• EXERCISE BRIEF: Copy the material below line for line, changing nothing.

Items from a data source:
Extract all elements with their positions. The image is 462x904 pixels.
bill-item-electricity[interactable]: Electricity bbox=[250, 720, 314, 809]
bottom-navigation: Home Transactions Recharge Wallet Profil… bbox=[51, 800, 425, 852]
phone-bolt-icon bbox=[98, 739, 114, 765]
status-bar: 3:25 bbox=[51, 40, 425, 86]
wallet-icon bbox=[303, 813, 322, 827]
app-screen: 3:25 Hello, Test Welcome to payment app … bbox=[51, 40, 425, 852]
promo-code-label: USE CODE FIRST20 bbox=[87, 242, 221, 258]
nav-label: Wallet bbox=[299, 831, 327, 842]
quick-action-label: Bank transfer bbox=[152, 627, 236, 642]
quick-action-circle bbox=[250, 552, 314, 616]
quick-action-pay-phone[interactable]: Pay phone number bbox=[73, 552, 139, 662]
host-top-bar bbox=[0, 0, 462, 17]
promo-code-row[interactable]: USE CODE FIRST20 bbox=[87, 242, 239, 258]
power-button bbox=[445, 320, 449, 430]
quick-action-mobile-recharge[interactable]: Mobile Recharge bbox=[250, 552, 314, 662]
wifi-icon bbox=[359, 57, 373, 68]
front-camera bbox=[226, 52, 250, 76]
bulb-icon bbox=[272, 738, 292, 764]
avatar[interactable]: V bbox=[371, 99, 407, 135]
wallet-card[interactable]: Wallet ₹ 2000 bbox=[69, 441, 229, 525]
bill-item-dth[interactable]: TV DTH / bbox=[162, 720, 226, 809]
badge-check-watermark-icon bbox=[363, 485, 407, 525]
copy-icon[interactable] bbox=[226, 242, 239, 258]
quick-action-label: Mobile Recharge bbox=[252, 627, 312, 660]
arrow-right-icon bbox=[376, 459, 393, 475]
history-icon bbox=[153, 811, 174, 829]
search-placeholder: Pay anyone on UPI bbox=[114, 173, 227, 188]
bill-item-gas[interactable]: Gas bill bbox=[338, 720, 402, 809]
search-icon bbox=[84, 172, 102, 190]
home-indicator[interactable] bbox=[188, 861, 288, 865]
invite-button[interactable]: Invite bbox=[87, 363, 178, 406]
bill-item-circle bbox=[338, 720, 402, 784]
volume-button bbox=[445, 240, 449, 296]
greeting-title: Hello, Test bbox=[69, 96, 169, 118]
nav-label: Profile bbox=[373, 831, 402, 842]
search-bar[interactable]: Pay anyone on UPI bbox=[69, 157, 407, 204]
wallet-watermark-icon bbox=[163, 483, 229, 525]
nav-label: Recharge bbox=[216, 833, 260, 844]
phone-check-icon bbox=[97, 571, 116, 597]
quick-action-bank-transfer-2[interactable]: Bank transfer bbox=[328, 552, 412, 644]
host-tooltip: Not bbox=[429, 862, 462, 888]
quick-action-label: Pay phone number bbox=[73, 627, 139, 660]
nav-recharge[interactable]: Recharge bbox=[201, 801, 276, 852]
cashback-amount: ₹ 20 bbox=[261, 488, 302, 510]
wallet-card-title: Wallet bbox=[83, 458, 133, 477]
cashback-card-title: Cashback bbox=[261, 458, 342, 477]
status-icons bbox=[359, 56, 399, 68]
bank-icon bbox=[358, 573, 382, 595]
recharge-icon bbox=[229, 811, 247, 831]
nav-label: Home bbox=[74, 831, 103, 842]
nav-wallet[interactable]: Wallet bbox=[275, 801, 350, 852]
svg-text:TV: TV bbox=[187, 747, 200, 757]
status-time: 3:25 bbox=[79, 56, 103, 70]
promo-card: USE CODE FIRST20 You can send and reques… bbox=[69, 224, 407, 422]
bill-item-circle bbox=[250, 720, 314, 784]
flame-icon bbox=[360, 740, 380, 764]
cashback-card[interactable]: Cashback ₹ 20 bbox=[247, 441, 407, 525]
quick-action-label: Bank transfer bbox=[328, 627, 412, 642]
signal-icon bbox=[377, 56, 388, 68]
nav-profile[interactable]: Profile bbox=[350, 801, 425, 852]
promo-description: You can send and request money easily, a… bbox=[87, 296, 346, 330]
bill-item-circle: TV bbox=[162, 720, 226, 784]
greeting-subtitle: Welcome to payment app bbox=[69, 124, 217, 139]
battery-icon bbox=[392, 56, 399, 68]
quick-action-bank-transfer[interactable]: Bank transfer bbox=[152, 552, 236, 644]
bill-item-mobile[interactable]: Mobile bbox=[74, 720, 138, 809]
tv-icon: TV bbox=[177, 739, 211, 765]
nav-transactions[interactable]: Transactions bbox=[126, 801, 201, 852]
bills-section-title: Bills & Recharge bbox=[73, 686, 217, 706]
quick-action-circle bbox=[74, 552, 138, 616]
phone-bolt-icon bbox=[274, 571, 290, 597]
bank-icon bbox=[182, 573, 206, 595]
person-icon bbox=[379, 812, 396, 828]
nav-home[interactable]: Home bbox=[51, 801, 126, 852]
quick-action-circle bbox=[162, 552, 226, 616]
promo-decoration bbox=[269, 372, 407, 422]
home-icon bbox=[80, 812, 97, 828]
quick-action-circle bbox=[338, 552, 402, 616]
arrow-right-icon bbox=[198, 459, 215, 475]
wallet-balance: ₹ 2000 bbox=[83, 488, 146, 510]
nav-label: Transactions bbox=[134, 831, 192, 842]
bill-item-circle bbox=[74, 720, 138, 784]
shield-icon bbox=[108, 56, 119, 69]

• SOLUTION FOR THIS PROBLEM:
Extract all elements with their positions. The image is 462x904 pixels.
bill-item-electricity[interactable]: Electricity bbox=[250, 720, 314, 809]
bottom-navigation: Home Transactions Recharge Wallet Profil… bbox=[51, 800, 425, 852]
phone-bolt-icon bbox=[98, 739, 114, 765]
status-bar: 3:25 bbox=[51, 40, 425, 86]
wallet-icon bbox=[303, 813, 322, 827]
app-screen: 3:25 Hello, Test Welcome to payment app … bbox=[51, 40, 425, 852]
promo-code-label: USE CODE FIRST20 bbox=[87, 242, 221, 258]
nav-label: Wallet bbox=[299, 831, 327, 842]
quick-action-label: Bank transfer bbox=[152, 627, 236, 642]
quick-action-circle bbox=[250, 552, 314, 616]
quick-action-pay-phone[interactable]: Pay phone number bbox=[73, 552, 139, 662]
host-top-bar bbox=[0, 0, 462, 17]
promo-code-row[interactable]: USE CODE FIRST20 bbox=[87, 242, 239, 258]
power-button bbox=[445, 320, 449, 430]
quick-action-mobile-recharge[interactable]: Mobile Recharge bbox=[250, 552, 314, 662]
wifi-icon bbox=[359, 57, 373, 68]
front-camera bbox=[226, 52, 250, 76]
bulb-icon bbox=[272, 738, 292, 764]
avatar[interactable]: V bbox=[371, 99, 407, 135]
wallet-card[interactable]: Wallet ₹ 2000 bbox=[69, 441, 229, 525]
bill-item-dth[interactable]: TV DTH / bbox=[162, 720, 226, 809]
badge-check-watermark-icon bbox=[363, 485, 407, 525]
copy-icon[interactable] bbox=[226, 242, 239, 258]
quick-action-label: Mobile Recharge bbox=[252, 627, 312, 660]
arrow-right-icon bbox=[376, 459, 393, 475]
history-icon bbox=[153, 811, 174, 829]
search-placeholder: Pay anyone on UPI bbox=[114, 173, 227, 188]
bill-item-gas[interactable]: Gas bill bbox=[338, 720, 402, 809]
search-icon bbox=[84, 172, 102, 190]
home-indicator[interactable] bbox=[188, 861, 288, 865]
invite-button[interactable]: Invite bbox=[87, 363, 178, 406]
bill-item-circle bbox=[338, 720, 402, 784]
volume-button bbox=[445, 240, 449, 296]
greeting-title: Hello, Test bbox=[69, 96, 169, 118]
nav-label: Profile bbox=[373, 831, 402, 842]
search-bar[interactable]: Pay anyone on UPI bbox=[69, 157, 407, 204]
wallet-watermark-icon bbox=[163, 483, 229, 525]
nav-label: Recharge bbox=[216, 833, 260, 844]
phone-check-icon bbox=[97, 571, 116, 597]
quick-action-bank-transfer-2[interactable]: Bank transfer bbox=[328, 552, 412, 644]
host-tooltip: Not bbox=[429, 862, 462, 888]
quick-action-label: Pay phone number bbox=[73, 627, 139, 660]
nav-recharge[interactable]: Recharge bbox=[201, 801, 276, 852]
cashback-amount: ₹ 20 bbox=[261, 488, 302, 510]
wallet-card-title: Wallet bbox=[83, 458, 133, 477]
cashback-card-title: Cashback bbox=[261, 458, 342, 477]
status-icons bbox=[359, 56, 399, 68]
bank-icon bbox=[358, 573, 382, 595]
recharge-icon bbox=[229, 811, 247, 831]
nav-label: Home bbox=[74, 831, 103, 842]
nav-wallet[interactable]: Wallet bbox=[275, 801, 350, 852]
svg-text:TV: TV bbox=[187, 747, 200, 757]
status-time: 3:25 bbox=[79, 56, 103, 70]
promo-card: USE CODE FIRST20 You can send and reques… bbox=[69, 224, 407, 422]
bill-item-circle bbox=[250, 720, 314, 784]
flame-icon bbox=[360, 740, 380, 764]
cashback-card[interactable]: Cashback ₹ 20 bbox=[247, 441, 407, 525]
quick-action-label: Bank transfer bbox=[328, 627, 412, 642]
signal-icon bbox=[377, 56, 388, 68]
nav-profile[interactable]: Profile bbox=[350, 801, 425, 852]
promo-description: You can send and request money easily, a… bbox=[87, 296, 346, 330]
bill-item-circle: TV bbox=[162, 720, 226, 784]
greeting-subtitle: Welcome to payment app bbox=[69, 124, 217, 139]
battery-icon bbox=[392, 56, 399, 68]
quick-action-bank-transfer[interactable]: Bank transfer bbox=[152, 552, 236, 644]
bill-item-mobile[interactable]: Mobile bbox=[74, 720, 138, 809]
tv-icon: TV bbox=[177, 739, 211, 765]
nav-transactions[interactable]: Transactions bbox=[126, 801, 201, 852]
bills-section-title: Bills & Recharge bbox=[73, 686, 217, 706]
quick-action-circle bbox=[74, 552, 138, 616]
phone-bolt-icon bbox=[274, 571, 290, 597]
bank-icon bbox=[182, 573, 206, 595]
person-icon bbox=[379, 812, 396, 828]
nav-home[interactable]: Home bbox=[51, 801, 126, 852]
quick-action-circle bbox=[162, 552, 226, 616]
promo-decoration bbox=[269, 372, 407, 422]
home-icon bbox=[80, 812, 97, 828]
quick-action-circle bbox=[338, 552, 402, 616]
arrow-right-icon bbox=[198, 459, 215, 475]
wallet-balance: ₹ 2000 bbox=[83, 488, 146, 510]
nav-label: Transactions bbox=[134, 831, 192, 842]
bill-item-circle bbox=[74, 720, 138, 784]
shield-icon bbox=[108, 56, 119, 69]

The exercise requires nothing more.